→ EXERCISE OBJECTIVE
Set down the data below without change, skipping the pictures it holds.

(Data excerpts)
● ● ● ● ●

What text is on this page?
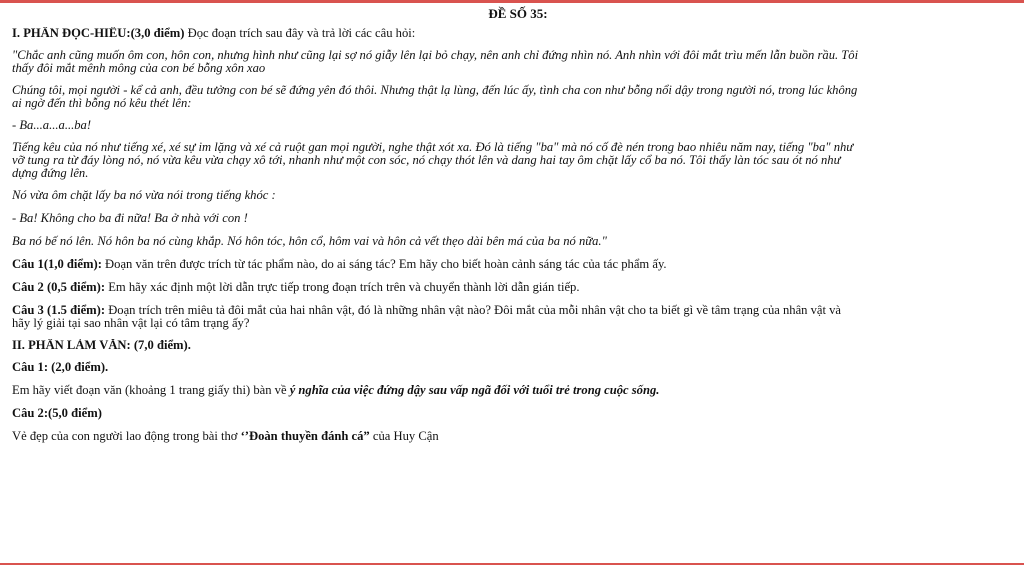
ĐỀ SỐ 35:
I. PHẦN ĐỌC-HIỂU:(3,0 điểm) Đọc đoạn trích sau đây và trả lời các câu hỏi:
"Chắc anh cũng muốn ôm con, hôn con, nhưng hình như cũng lại sợ nó giẫy lên lại bỏ chạy, nên anh chỉ đứng nhìn nó. Anh nhìn với đôi mắt trìu mến lẫn buồn rầu. Tôi
thấy đôi mắt mênh mông của con bé bỗng xôn xao
Chúng tôi, mọi người - kể cả anh, đều tưởng con bé sẽ đứng yên đó thôi. Nhưng thật lạ lùng, đến lúc ấy, tình cha con như bỗng nổi dậy trong người nó, trong lúc không
ai ngờ đến thì bỗng nó kêu thét lên:
- Ba...a...a...ba!
Tiếng kêu của nó như tiếng xé, xé sự im lặng và xé cả ruột gan mọi người, nghe thật xót xa. Đó là tiếng "ba" mà nó cố đè nén trong bao nhiêu năm nay, tiếng "ba" như
vỡ tung ra từ đáy lòng nó, nó vừa kêu vừa chạy xô tới, nhanh như một con sóc, nó chạy thót lên và dang hai tay ôm chặt lấy cổ ba nó. Tôi thấy làn tóc sau ót nó như
dựng đứng lên.
Nó vừa ôm chặt lấy ba nó vừa nói trong tiếng khóc :
- Ba! Không cho ba đi nữa! Ba ở nhà với con !
Ba nó bế nó lên. Nó hôn ba nó cùng khắp. Nó hôn tóc, hôn cổ, hôm vai và hôn cả vết thẹo dài bên má của ba nó nữa."
Câu 1(1,0 điểm): Đoạn văn trên được trích từ tác phẩm nào, do ai sáng tác? Em hãy cho biết hoàn cảnh sáng tác của tác phẩm ấy.
Câu 2 (0,5 điểm): Em hãy xác định một lời dẫn trực tiếp trong đoạn trích trên và chuyển thành lời dẫn gián tiếp.
Câu 3 (1.5 điểm): Đoạn trích trên miêu tả đôi mắt của hai nhân vật, đó là những nhân vật nào? Đôi mắt của mỗi nhân vật cho ta biết gì về tâm trạng của nhân vật và
hãy lý giải tại sao nhân vật lại có tâm trạng ấy?
II. PHẦN LÀM VĂN: (7,0 điểm).
Câu 1: (2,0 điểm).
Em hãy viết đoạn văn (khoảng 1 trang giấy thi) bàn về ý nghĩa của việc đứng dậy sau vấp ngã đối với tuổi trẻ trong cuộc sống.
Câu 2:(5,0 điểm)
Vẻ đẹp của con người lao động trong bài thơ ‘’Đoàn thuyền đánh cá” của Huy Cận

● ● ● ● ●

→ CORRECT RESULT
What text is on this page?
ĐỀ SỐ 35:
I. PHẦN ĐỌC-HIỂU:(3,0 điểm) Đọc đoạn trích sau đây và trả lời các câu hỏi:
"Chắc anh cũng muốn ôm con, hôn con, nhưng hình như cũng lại sợ nó giẫy lên lại bỏ chạy, nên anh chỉ đứng nhìn nó. Anh nhìn với đôi mắt trìu mến lẫn buồn rầu. Tôi
thấy đôi mắt mênh mông của con bé bỗng xôn xao
Chúng tôi, mọi người - kể cả anh, đều tưởng con bé sẽ đứng yên đó thôi. Nhưng thật lạ lùng, đến lúc ấy, tình cha con như bỗng nổi dậy trong người nó, trong lúc không
ai ngờ đến thì bỗng nó kêu thét lên:
- Ba...a...a...ba!
Tiếng kêu của nó như tiếng xé, xé sự im lặng và xé cả ruột gan mọi người, nghe thật xót xa. Đó là tiếng "ba" mà nó cố đè nén trong bao nhiêu năm nay, tiếng "ba" như
vỡ tung ra từ đáy lòng nó, nó vừa kêu vừa chạy xô tới, nhanh như một con sóc, nó chạy thót lên và dang hai tay ôm chặt lấy cổ ba nó. Tôi thấy làn tóc sau ót nó như
dựng đứng lên.
Nó vừa ôm chặt lấy ba nó vừa nói trong tiếng khóc :
- Ba! Không cho ba đi nữa! Ba ở nhà với con !
Ba nó bế nó lên. Nó hôn ba nó cùng khắp. Nó hôn tóc, hôn cổ, hôm vai và hôn cả vết thẹo dài bên má của ba nó nữa."
Câu 1(1,0 điểm): Đoạn văn trên được trích từ tác phẩm nào, do ai sáng tác? Em hãy cho biết hoàn cảnh sáng tác của tác phẩm ấy.
Câu 2 (0,5 điểm): Em hãy xác định một lời dẫn trực tiếp trong đoạn trích trên và chuyển thành lời dẫn gián tiếp.
Câu 3 (1.5 điểm): Đoạn trích trên miêu tả đôi mắt của hai nhân vật, đó là những nhân vật nào? Đôi mắt của mỗi nhân vật cho ta biết gì về tâm trạng của nhân vật và
hãy lý giải tại sao nhân vật lại có tâm trạng ấy?
II. PHẦN LÀM VĂN: (7,0 điểm).
Câu 1: (2,0 điểm).
Em hãy viết đoạn văn (khoảng 1 trang giấy thi) bàn về ý nghĩa của việc đứng dậy sau vấp ngã đối với tuổi trẻ trong cuộc sống.
Câu 2:(5,0 điểm)
Vẻ đẹp của con người lao động trong bài thơ ‘’Đoàn thuyền đánh cá” của Huy Cận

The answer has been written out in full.